**What is asked**
Print out each entry below exactly, please.

○ ○ ○ ○ ○ ○ ○

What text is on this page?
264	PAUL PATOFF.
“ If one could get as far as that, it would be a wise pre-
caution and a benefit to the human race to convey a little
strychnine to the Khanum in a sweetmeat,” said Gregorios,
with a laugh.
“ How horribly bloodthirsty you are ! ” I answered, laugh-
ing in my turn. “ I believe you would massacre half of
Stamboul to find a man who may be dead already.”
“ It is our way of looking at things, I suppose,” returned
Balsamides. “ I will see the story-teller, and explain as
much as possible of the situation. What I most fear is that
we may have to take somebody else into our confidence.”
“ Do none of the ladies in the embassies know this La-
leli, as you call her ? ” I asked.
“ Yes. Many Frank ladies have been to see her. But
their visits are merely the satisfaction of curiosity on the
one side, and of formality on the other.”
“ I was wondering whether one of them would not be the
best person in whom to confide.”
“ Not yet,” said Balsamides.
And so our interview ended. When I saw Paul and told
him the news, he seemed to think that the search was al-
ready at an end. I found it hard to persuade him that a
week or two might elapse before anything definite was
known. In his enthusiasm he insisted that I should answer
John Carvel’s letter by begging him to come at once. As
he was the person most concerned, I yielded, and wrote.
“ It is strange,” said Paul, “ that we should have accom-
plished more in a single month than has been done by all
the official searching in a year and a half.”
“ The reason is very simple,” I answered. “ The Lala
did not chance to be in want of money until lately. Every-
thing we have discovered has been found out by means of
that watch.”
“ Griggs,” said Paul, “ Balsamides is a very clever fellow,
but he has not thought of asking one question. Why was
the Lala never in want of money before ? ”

○ ○ ○ ○ ○ ○ ○

**Result for this task**
What text is on this page?
264	PAUL PATOFF.
“ If one could get as far as that, it would be a wise pre-
caution and a benefit to the human race to convey a little
strychnine to the Khanum in a sweetmeat,” said Gregorios,
with a laugh.
“ How horribly bloodthirsty you are ! ” I answered, laugh-
ing in my turn. “ I believe you would massacre half of
Stamboul to find a man who may be dead already.”
“ It is our way of looking at things, I suppose,” returned
Balsamides. “ I will see the story-teller, and explain as
much as possible of the situation. What I most fear is that
we may have to take somebody else into our confidence.”
“ Do none of the ladies in the embassies know this La-
leli, as you call her ? ” I asked.
“ Yes. Many Frank ladies have been to see her. But
their visits are merely the satisfaction of curiosity on the
one side, and of formality on the other.”
“ I was wondering whether one of them would not be the
best person in whom to confide.”
“ Not yet,” said Balsamides.
And so our interview ended. When I saw Paul and told
him the news, he seemed to think that the search was al-
ready at an end. I found it hard to persuade him that a
week or two might elapse before anything definite was
known. In his enthusiasm he insisted that I should answer
John Carvel’s letter by begging him to come at once. As
he was the person most concerned, I yielded, and wrote.
“ It is strange,” said Paul, “ that we should have accom-
plished more in a single month than has been done by all
the official searching in a year and a half.”
“ The reason is very simple,” I answered. “ The Lala
did not chance to be in want of money until lately. Every-
thing we have discovered has been found out by means of
that watch.”
“ Griggs,” said Paul, “ Balsamides is a very clever fellow,
but he has not thought of asking one question. Why was
the Lala never in want of money before ? ”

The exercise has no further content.